▶ WHAT YOU WILL DO
Copy the lines of the material word for word, starting at the line containing "sidebar-item-clients[interactable]: Clients <box>104" and ending at the line containing "expand-plus-icon[interactable]: + <box>307 384".

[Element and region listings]
** START **

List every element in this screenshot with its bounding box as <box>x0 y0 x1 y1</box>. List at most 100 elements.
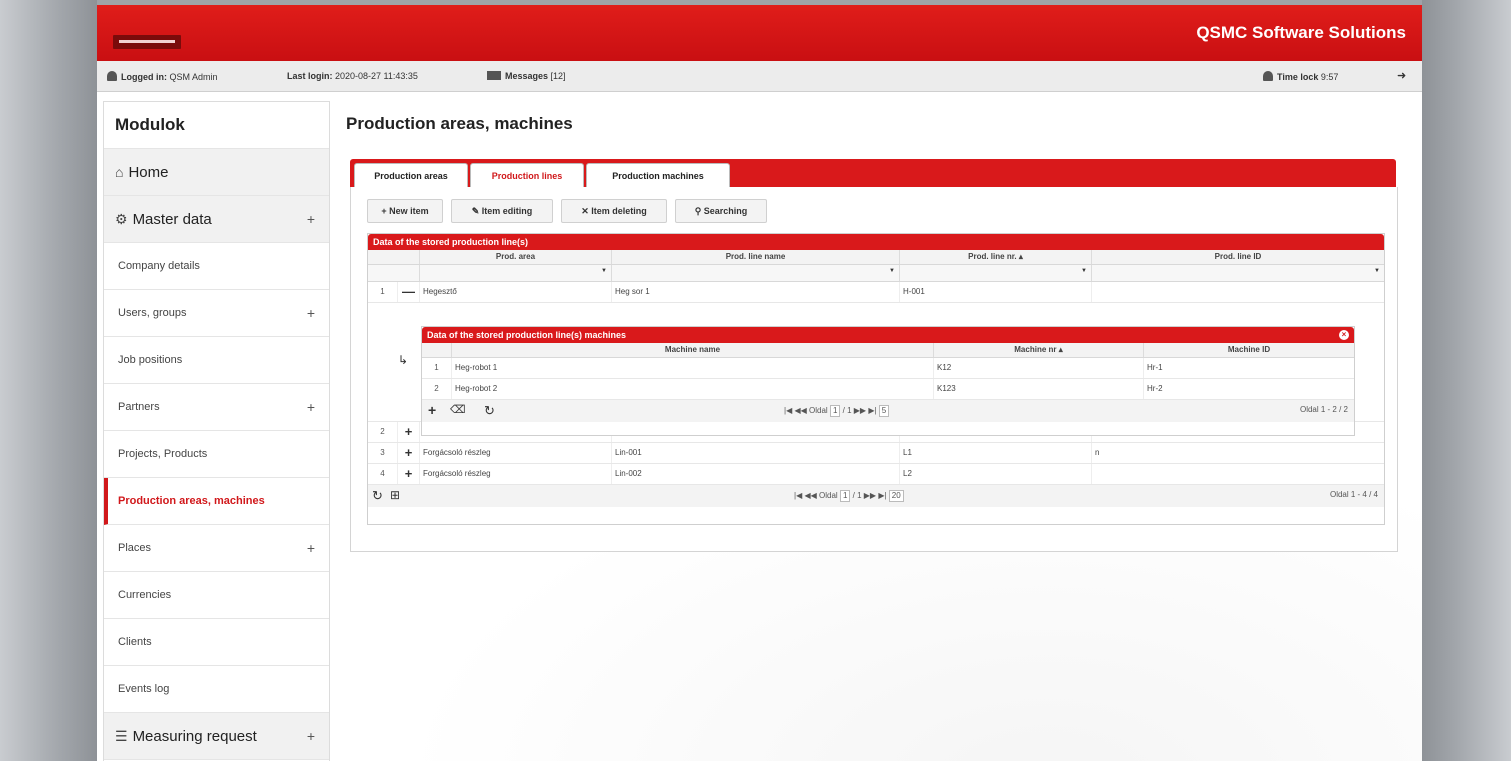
sidebar-item-clients[interactable]: Clients <box>104 619 329 666</box>
cell-machine-id: Hr-2 <box>1147 384 1163 393</box>
cell-prod-line-name: Lin-002 <box>612 464 900 484</box>
background-left <box>0 0 97 761</box>
sidebar-item-label: Partners <box>118 401 160 413</box>
row-number: 3 <box>368 443 398 463</box>
expand-plus-icon[interactable]: + <box>307 713 315 759</box>
header-prod-line-nr[interactable]: Prod. line nr. ▴ <box>900 250 1092 264</box>
expand-plus-icon[interactable]: + <box>307 290 315 336</box>
searching-label: Searching <box>703 206 748 216</box>
prev-page-icon[interactable]: ◀◀ <box>794 406 806 415</box>
refresh-icon[interactable]: ↻ <box>484 403 495 419</box>
prev-page-icon[interactable]: ◀◀ <box>804 491 816 500</box>
table-row[interactable]: 3 + Forgácsoló részleg Lin-001 L1 n <box>368 443 1384 464</box>
expand-icon[interactable]: + <box>398 464 420 484</box>
sidebar-item-projects-products[interactable]: Projects, Products <box>104 431 329 478</box>
expand-plus-icon[interactable]: + <box>307 384 315 430</box>
item-deleting-button[interactable]: ✕ Item deleting <box>561 199 667 223</box>
per-page-select[interactable]: 5 <box>878 405 890 417</box>
sidebar-item-home[interactable]: ⌂ Home <box>104 149 329 196</box>
filter-prod-line-nr[interactable]: ▼ <box>900 265 1092 281</box>
sidebar-item-partners[interactable]: Partners + <box>104 384 329 431</box>
sidebar-item-production-areas-machines[interactable]: Production areas, machines <box>104 478 329 525</box>
time-lock-label: Time lock <box>1277 72 1319 82</box>
new-item-button[interactable]: + New item <box>367 199 443 223</box>
expand-plus-icon[interactable]: + <box>307 196 315 242</box>
subgrid-row[interactable]: 2 Heg-robot 2 K123 Hr-2 <box>422 379 1354 400</box>
messages-count: [12] <box>550 71 566 81</box>
filter-prod-area[interactable]: ▼ <box>420 265 612 281</box>
app-window: QSMC Software Solutions Logged in: QSM A… <box>97 5 1422 761</box>
sidebar-item-label: Projects, Products <box>118 448 208 460</box>
sidebar-item-users-groups[interactable]: Users, groups + <box>104 290 329 337</box>
time-lock-info: Time lock 9:57 <box>1263 71 1338 82</box>
tab-production-lines[interactable]: Production lines <box>470 163 584 188</box>
refresh-icon[interactable]: ↻ <box>372 488 383 504</box>
sidebar-item-label: Users, groups <box>118 307 187 319</box>
sidebar-item-job-positions[interactable]: Job positions <box>104 337 329 384</box>
sidebar-item-events-log[interactable]: Events log <box>104 666 329 713</box>
sidebar-item-master-data[interactable]: ⚙ Master data + <box>104 196 329 243</box>
subgrid-row[interactable]: 1 Heg-robot 1 K12 Hr-1 <box>422 358 1354 379</box>
last-page-icon[interactable]: ▶| <box>878 491 886 500</box>
logged-in-label: Logged in: <box>121 72 167 82</box>
last-page-icon[interactable]: ▶| <box>868 406 876 415</box>
subheader-machine-id[interactable]: Machine ID <box>1144 343 1354 357</box>
subheader-machine-nr[interactable]: Machine nr ▴ <box>934 343 1144 357</box>
subpager-summary: Oldal 1 - 2 / 2 <box>1299 405 1348 414</box>
sidebar-item-label: Currencies <box>118 589 172 601</box>
expand-icon[interactable]: + <box>398 443 420 463</box>
add-icon[interactable]: + <box>428 402 436 418</box>
cell-prod-line-nr: L1 <box>900 443 1092 463</box>
tab-production-areas[interactable]: Production areas <box>354 163 468 188</box>
next-page-icon[interactable]: ▶▶ <box>864 491 876 500</box>
sidebar-item-label: Job positions <box>118 354 183 366</box>
header-prod-line-id[interactable]: Prod. line ID <box>1092 250 1384 264</box>
header-prod-area[interactable]: Prod. area <box>420 250 612 264</box>
page-label: Oldal <box>819 491 838 500</box>
sidebar-item-currencies[interactable]: Currencies <box>104 572 329 619</box>
filter-blank <box>368 265 420 281</box>
table-row[interactable]: 4 + Forgácsoló részleg Lin-002 L2 <box>368 464 1384 485</box>
sidebar-item-company-details[interactable]: Company details <box>104 243 329 290</box>
top-header: QSMC Software Solutions <box>97 5 1422 61</box>
dropdown-caret-icon: ▼ <box>1374 268 1380 274</box>
expand-icon[interactable]: + <box>398 422 420 442</box>
next-page-icon[interactable]: ▶▶ <box>854 406 866 415</box>
subgrid-caption-text: Data of the stored production line(s) ma… <box>427 330 627 340</box>
logout-icon[interactable]: ➜ <box>1397 69 1406 82</box>
close-icon[interactable]: × <box>1339 330 1349 340</box>
per-page-select[interactable]: 20 <box>888 490 904 502</box>
status-bar: Logged in: QSM Admin Last login: 2020-08… <box>97 61 1422 92</box>
last-login-value: 2020-08-27 11:43:35 <box>335 71 418 81</box>
table-row[interactable]: 1 — Hegesztő Heg sor 1 H-001 <box>368 282 1384 303</box>
trash-icon[interactable]: ⌫ <box>450 403 466 416</box>
home-icon: ⌂ <box>115 164 124 180</box>
header-rownum-cell <box>368 250 420 264</box>
machines-subgrid: Data of the stored production line(s) ma… <box>421 326 1355 436</box>
searching-button[interactable]: ⚲ Searching <box>675 199 767 223</box>
columns-icon[interactable]: ⊞ <box>390 488 400 502</box>
main-pager: ↻ ⊞ |◀ ◀◀ Oldal 1 / 1 ▶▶ ▶| 20 Oldal 1 -… <box>368 485 1384 507</box>
page-input[interactable]: 1 <box>839 490 851 502</box>
tab-production-machines[interactable]: Production machines <box>586 163 730 188</box>
first-page-icon[interactable]: |◀ <box>784 406 792 415</box>
expand-plus-icon[interactable]: + <box>307 525 315 571</box>
grid-caption: Data of the stored production line(s) <box>368 234 1384 250</box>
filter-prod-line-id[interactable]: ▼ <box>1092 265 1384 281</box>
filter-prod-line-name[interactable]: ▼ <box>612 265 900 281</box>
header-prod-line-name[interactable]: Prod. line name <box>612 250 900 264</box>
page-label: Oldal <box>809 406 828 415</box>
sidebar-item-places[interactable]: Places + <box>104 525 329 572</box>
first-page-icon[interactable]: |◀ <box>794 491 802 500</box>
sidebar-item-label: Clients <box>118 636 152 648</box>
sidebar-item-measuring-request[interactable]: ☰ Measuring request + <box>104 713 329 760</box>
dropdown-caret-icon: ▼ <box>889 268 895 274</box>
subheader-machine-name[interactable]: Machine name <box>452 343 934 357</box>
item-editing-button[interactable]: ✎ Item editing <box>451 199 553 223</box>
sidebar-item-label: Events log <box>118 683 170 695</box>
sidebar-item-label: Company details <box>118 260 200 272</box>
collapse-icon[interactable]: — <box>398 282 420 302</box>
messages-link[interactable]: Messages [12] <box>487 71 566 81</box>
page-input[interactable]: 1 <box>829 405 841 417</box>
company-logo[interactable] <box>113 35 181 49</box>
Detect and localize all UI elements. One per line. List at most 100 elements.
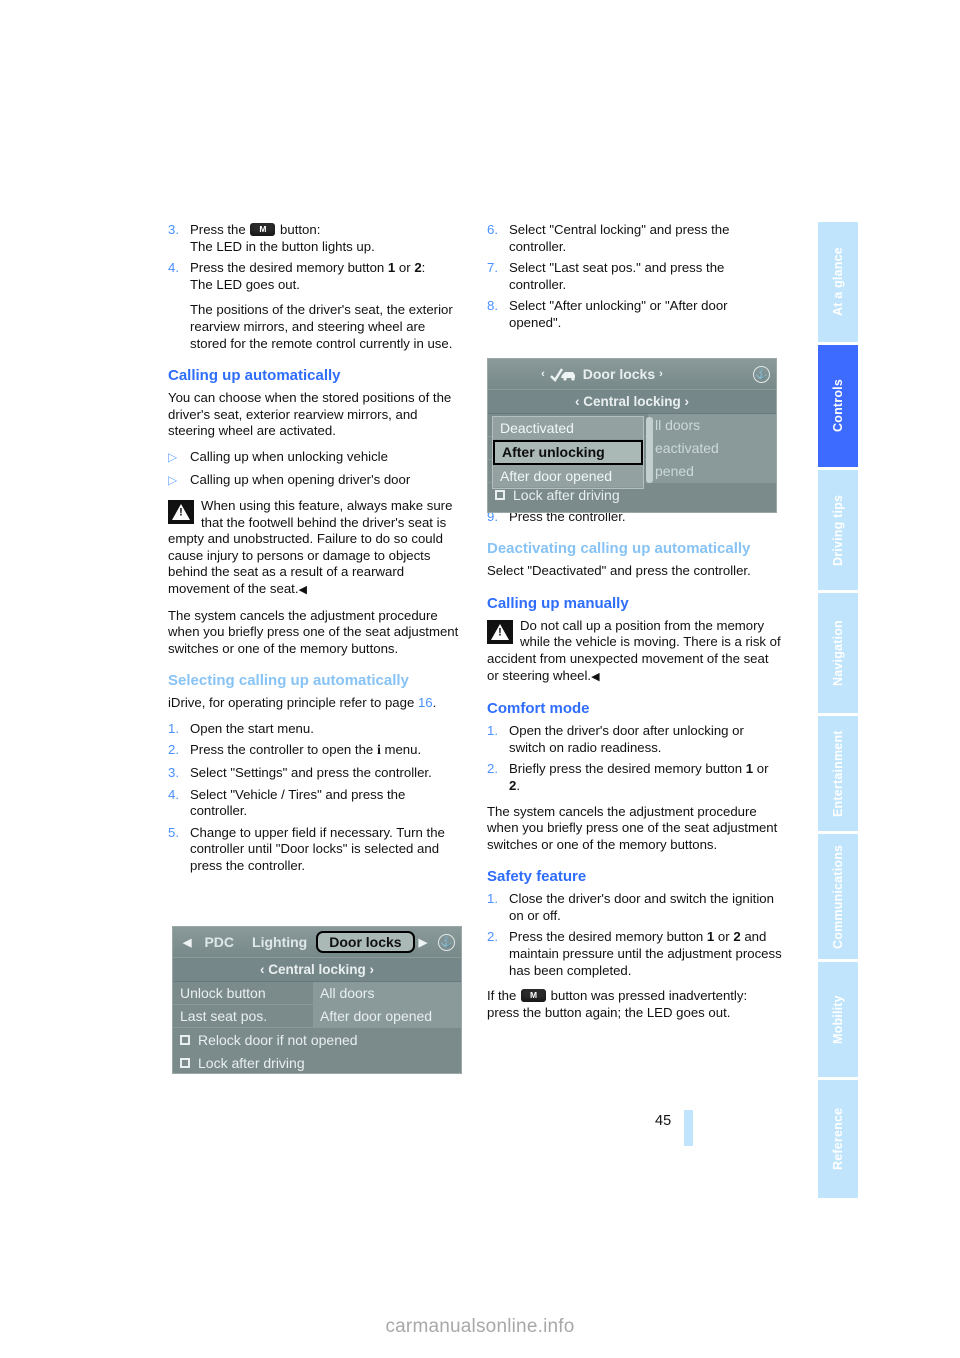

** END **

▶ EXERCISE RESPONSE
sidebar-item-clients[interactable]: Clients <box>104 619 329 666</box>
cell-machine-id: Hr-2 <box>1147 384 1163 393</box>
cell-prod-line-name: Lin-002 <box>612 464 900 484</box>
background-left <box>0 0 97 761</box>
sidebar-item-label: Partners <box>118 401 160 413</box>
row-number: 3 <box>368 443 398 463</box>
expand-plus-icon[interactable]: + <box>307 713 315 759</box>
header-prod-line-nr[interactable]: Prod. line nr. ▴ <box>900 250 1092 264</box>
expand-plus-icon[interactable]: + <box>307 290 315 336</box>
searching-label: Searching <box>703 206 748 216</box>
prev-page-icon[interactable]: ◀◀ <box>794 406 806 415</box>
refresh-icon[interactable]: ↻ <box>484 403 495 419</box>
prev-page-icon[interactable]: ◀◀ <box>804 491 816 500</box>
table-row[interactable]: 3 + Forgácsoló részleg Lin-001 L1 n <box>368 443 1384 464</box>
expand-icon[interactable]: + <box>398 464 420 484</box>
sidebar-item-projects-products[interactable]: Projects, Products <box>104 431 329 478</box>
expand-plus-icon[interactable]: + <box>307 384 315 430</box>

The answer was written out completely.